- _Written instruction_
Collect every line of the records below that contains the word "Devices".

- _Stored entries_
----------
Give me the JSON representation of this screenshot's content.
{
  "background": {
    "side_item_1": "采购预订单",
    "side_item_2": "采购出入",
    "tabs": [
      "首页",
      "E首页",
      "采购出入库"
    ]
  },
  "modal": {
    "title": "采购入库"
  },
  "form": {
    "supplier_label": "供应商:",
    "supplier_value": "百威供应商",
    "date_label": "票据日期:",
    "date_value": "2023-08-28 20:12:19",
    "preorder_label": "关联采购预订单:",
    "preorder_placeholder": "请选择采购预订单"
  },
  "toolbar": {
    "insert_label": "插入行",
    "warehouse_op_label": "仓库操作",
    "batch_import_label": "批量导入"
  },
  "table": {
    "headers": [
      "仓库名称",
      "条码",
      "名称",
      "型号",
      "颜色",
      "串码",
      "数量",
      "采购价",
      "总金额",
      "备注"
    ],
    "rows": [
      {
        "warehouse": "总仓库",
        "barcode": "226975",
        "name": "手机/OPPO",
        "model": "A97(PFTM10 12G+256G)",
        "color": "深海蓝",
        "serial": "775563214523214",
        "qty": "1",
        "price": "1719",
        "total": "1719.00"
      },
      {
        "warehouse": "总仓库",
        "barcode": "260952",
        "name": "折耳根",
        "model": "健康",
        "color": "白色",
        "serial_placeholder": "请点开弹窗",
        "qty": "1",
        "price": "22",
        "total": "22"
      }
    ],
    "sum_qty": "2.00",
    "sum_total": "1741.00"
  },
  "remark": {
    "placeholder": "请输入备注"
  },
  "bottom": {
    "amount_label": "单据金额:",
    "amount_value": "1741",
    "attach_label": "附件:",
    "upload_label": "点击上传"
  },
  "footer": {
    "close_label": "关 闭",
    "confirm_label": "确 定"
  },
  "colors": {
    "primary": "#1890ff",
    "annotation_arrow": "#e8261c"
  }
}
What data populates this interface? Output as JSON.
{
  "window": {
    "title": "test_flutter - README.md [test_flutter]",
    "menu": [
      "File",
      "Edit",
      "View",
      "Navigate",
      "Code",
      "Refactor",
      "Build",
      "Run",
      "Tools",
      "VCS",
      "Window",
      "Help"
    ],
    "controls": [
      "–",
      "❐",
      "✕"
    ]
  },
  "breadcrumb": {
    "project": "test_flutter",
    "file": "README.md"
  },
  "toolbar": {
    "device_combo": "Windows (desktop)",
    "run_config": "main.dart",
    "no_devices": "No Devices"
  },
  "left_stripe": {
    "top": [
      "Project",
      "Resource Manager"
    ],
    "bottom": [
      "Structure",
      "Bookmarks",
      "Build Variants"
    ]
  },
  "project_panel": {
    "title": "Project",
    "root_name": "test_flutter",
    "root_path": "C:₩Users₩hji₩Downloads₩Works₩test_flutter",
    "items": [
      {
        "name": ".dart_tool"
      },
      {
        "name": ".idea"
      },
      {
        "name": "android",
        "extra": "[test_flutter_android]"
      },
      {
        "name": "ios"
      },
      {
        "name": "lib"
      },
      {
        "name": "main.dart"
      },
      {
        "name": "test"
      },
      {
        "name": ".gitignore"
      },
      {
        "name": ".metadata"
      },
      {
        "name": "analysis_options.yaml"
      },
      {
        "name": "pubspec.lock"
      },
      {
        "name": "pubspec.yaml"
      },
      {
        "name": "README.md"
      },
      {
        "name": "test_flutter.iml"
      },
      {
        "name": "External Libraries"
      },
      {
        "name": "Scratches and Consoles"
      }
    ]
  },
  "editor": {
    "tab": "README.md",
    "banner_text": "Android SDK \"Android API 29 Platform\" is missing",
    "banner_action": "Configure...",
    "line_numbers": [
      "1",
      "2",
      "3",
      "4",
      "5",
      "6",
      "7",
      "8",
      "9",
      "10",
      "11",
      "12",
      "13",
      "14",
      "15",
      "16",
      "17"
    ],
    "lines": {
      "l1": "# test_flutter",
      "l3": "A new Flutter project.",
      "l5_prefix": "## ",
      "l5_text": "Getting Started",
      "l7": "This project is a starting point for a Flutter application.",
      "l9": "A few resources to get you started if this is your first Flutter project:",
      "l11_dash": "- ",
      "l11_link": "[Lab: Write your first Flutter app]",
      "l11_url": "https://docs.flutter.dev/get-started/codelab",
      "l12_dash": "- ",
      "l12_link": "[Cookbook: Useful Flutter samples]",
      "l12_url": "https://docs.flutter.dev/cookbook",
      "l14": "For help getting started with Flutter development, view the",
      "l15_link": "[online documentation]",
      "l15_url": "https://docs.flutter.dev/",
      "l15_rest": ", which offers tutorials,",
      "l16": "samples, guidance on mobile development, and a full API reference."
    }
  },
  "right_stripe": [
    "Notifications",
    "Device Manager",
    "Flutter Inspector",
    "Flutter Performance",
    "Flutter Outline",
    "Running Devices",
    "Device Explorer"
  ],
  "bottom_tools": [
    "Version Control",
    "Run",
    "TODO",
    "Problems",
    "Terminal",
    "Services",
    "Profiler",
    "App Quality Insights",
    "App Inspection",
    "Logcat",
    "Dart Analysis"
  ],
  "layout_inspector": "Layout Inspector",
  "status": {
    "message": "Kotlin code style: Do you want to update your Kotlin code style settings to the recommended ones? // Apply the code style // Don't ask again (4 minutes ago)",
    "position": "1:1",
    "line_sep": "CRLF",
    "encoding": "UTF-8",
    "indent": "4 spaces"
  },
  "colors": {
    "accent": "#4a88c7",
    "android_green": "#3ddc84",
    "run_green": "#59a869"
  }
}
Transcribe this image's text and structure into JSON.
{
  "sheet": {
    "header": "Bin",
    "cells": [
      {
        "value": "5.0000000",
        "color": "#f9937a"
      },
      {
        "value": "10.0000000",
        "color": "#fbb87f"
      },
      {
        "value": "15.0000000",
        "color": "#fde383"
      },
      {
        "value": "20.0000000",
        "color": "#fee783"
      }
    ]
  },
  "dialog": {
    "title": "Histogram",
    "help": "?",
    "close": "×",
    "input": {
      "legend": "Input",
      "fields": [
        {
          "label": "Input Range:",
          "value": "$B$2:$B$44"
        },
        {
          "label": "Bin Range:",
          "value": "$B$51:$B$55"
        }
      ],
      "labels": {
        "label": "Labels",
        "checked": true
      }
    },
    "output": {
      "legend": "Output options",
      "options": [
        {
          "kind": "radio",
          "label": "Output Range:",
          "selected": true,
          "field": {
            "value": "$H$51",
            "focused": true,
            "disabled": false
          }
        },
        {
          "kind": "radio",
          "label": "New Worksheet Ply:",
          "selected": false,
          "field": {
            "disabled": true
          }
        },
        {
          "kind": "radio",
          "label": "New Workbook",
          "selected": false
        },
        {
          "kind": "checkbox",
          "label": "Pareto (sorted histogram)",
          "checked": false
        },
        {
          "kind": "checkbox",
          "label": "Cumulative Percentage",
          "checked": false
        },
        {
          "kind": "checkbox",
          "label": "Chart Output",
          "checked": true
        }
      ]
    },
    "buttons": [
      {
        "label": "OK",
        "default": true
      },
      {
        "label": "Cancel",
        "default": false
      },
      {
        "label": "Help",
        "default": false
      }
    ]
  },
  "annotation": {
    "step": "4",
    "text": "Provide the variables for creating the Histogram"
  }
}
----------
- _Completed exercise_
    "no_devices": "No Devices"
    "Running Devices",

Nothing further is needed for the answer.